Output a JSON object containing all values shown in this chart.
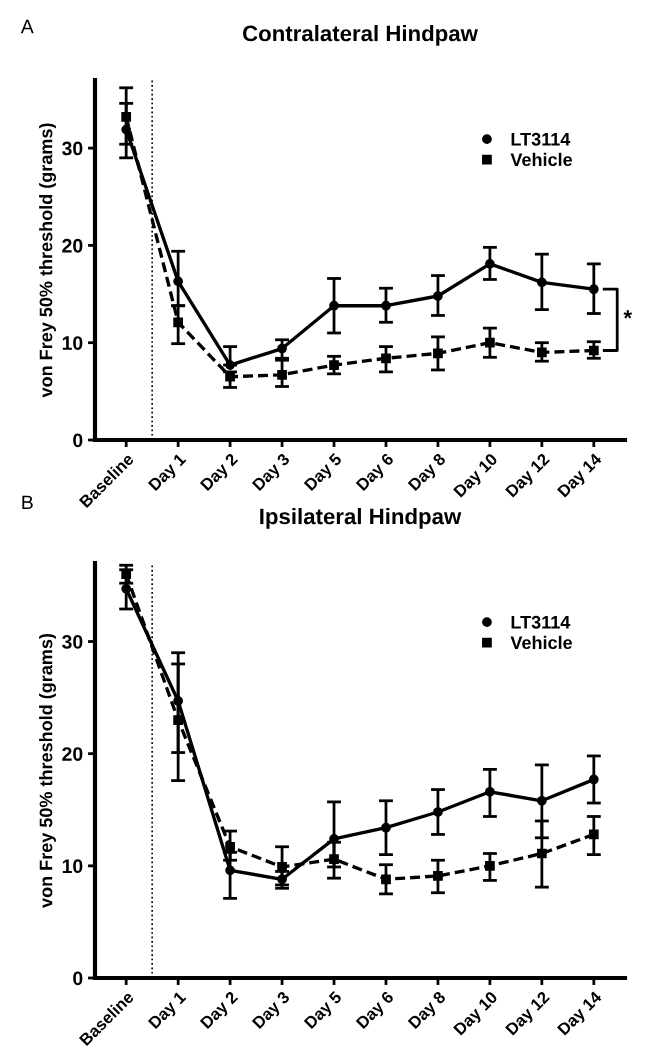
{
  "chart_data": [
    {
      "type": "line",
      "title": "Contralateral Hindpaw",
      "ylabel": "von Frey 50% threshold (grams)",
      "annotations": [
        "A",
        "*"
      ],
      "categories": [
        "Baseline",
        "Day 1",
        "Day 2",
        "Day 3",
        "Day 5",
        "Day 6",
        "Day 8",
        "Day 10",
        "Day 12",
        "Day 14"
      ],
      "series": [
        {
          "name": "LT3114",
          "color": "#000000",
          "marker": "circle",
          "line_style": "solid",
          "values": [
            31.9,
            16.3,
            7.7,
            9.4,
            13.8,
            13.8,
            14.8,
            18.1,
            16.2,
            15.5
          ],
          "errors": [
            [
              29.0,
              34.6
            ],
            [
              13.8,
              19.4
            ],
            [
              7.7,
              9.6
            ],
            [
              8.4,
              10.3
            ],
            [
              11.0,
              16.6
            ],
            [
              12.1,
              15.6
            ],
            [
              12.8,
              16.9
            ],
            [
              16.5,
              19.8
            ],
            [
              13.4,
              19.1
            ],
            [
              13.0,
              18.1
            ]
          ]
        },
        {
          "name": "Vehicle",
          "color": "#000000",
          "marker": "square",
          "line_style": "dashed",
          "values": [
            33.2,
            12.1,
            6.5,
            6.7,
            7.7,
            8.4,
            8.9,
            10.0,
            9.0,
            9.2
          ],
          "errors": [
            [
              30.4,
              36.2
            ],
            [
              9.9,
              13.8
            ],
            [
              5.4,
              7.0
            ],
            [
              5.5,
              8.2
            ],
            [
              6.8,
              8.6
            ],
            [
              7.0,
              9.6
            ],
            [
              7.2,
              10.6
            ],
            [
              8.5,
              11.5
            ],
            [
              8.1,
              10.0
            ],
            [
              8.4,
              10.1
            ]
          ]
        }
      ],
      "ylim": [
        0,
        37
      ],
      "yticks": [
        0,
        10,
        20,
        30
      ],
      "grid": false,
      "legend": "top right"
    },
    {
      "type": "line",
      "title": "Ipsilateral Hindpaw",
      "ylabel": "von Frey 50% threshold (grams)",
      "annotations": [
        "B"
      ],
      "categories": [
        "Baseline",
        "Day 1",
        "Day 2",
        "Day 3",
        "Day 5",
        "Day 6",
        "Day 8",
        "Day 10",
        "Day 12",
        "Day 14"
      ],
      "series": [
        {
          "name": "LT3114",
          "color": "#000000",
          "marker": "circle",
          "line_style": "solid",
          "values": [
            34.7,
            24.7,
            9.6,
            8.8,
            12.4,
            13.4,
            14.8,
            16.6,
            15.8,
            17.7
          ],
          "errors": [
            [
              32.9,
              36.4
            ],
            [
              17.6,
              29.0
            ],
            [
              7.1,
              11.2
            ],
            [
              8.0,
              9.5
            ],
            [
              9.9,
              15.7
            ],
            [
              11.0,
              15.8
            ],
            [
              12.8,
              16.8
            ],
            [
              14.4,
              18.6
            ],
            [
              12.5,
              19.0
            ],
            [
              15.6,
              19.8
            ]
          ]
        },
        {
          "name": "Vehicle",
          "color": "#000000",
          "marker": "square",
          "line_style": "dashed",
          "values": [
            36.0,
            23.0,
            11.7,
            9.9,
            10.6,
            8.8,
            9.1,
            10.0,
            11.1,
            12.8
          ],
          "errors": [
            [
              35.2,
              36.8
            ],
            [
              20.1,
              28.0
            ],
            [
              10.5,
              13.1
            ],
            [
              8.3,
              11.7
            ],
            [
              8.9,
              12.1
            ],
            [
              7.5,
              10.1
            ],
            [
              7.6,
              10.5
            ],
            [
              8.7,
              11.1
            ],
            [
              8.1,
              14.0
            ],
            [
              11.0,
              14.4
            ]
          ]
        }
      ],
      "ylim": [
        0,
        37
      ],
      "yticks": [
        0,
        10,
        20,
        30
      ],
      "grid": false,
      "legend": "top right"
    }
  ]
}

** YOUR OBJECTIVE **
Images must not appear in the copy; reproduce everything else in the records verbatim.

** RESPONSE TO THE TASK **
Output a JSON object containing all values shown in this chart.
{
  "chart_data": [
    {
      "type": "line",
      "title": "Contralateral Hindpaw",
      "ylabel": "von Frey 50% threshold (grams)",
      "annotations": [
        "A",
        "*"
      ],
      "categories": [
        "Baseline",
        "Day 1",
        "Day 2",
        "Day 3",
        "Day 5",
        "Day 6",
        "Day 8",
        "Day 10",
        "Day 12",
        "Day 14"
      ],
      "series": [
        {
          "name": "LT3114",
          "color": "#000000",
          "marker": "circle",
          "line_style": "solid",
          "values": [
            31.9,
            16.3,
            7.7,
            9.4,
            13.8,
            13.8,
            14.8,
            18.1,
            16.2,
            15.5
          ],
          "errors": [
            [
              29.0,
              34.6
            ],
            [
              13.8,
              19.4
            ],
            [
              7.7,
              9.6
            ],
            [
              8.4,
              10.3
            ],
            [
              11.0,
              16.6
            ],
            [
              12.1,
              15.6
            ],
            [
              12.8,
              16.9
            ],
            [
              16.5,
              19.8
            ],
            [
              13.4,
              19.1
            ],
            [
              13.0,
              18.1
            ]
          ]
        },
        {
          "name": "Vehicle",
          "color": "#000000",
          "marker": "square",
          "line_style": "dashed",
          "values": [
            33.2,
            12.1,
            6.5,
            6.7,
            7.7,
            8.4,
            8.9,
            10.0,
            9.0,
            9.2
          ],
          "errors": [
            [
              30.4,
              36.2
            ],
            [
              9.9,
              13.8
            ],
            [
              5.4,
              7.0
            ],
            [
              5.5,
              8.2
            ],
            [
              6.8,
              8.6
            ],
            [
              7.0,
              9.6
            ],
            [
              7.2,
              10.6
            ],
            [
              8.5,
              11.5
            ],
            [
              8.1,
              10.0
            ],
            [
              8.4,
              10.1
            ]
          ]
        }
      ],
      "ylim": [
        0,
        37
      ],
      "yticks": [
        0,
        10,
        20,
        30
      ],
      "grid": false,
      "legend": "top right"
    },
    {
      "type": "line",
      "title": "Ipsilateral Hindpaw",
      "ylabel": "von Frey 50% threshold (grams)",
      "annotations": [
        "B"
      ],
      "categories": [
        "Baseline",
        "Day 1",
        "Day 2",
        "Day 3",
        "Day 5",
        "Day 6",
        "Day 8",
        "Day 10",
        "Day 12",
        "Day 14"
      ],
      "series": [
        {
          "name": "LT3114",
          "color": "#000000",
          "marker": "circle",
          "line_style": "solid",
          "values": [
            34.7,
            24.7,
            9.6,
            8.8,
            12.4,
            13.4,
            14.8,
            16.6,
            15.8,
            17.7
          ],
          "errors": [
            [
              32.9,
              36.4
            ],
            [
              17.6,
              29.0
            ],
            [
              7.1,
              11.2
            ],
            [
              8.0,
              9.5
            ],
            [
              9.9,
              15.7
            ],
            [
              11.0,
              15.8
            ],
            [
              12.8,
              16.8
            ],
            [
              14.4,
              18.6
            ],
            [
              12.5,
              19.0
            ],
            [
              15.6,
              19.8
            ]
          ]
        },
        {
          "name": "Vehicle",
          "color": "#000000",
          "marker": "square",
          "line_style": "dashed",
          "values": [
            36.0,
            23.0,
            11.7,
            9.9,
            10.6,
            8.8,
            9.1,
            10.0,
            11.1,
            12.8
          ],
          "errors": [
            [
              35.2,
              36.8
            ],
            [
              20.1,
              28.0
            ],
            [
              10.5,
              13.1
            ],
            [
              8.3,
              11.7
            ],
            [
              8.9,
              12.1
            ],
            [
              7.5,
              10.1
            ],
            [
              7.6,
              10.5
            ],
            [
              8.7,
              11.1
            ],
            [
              8.1,
              14.0
            ],
            [
              11.0,
              14.4
            ]
          ]
        }
      ],
      "ylim": [
        0,
        37
      ],
      "yticks": [
        0,
        10,
        20,
        30
      ],
      "grid": false,
      "legend": "top right"
    }
  ]
}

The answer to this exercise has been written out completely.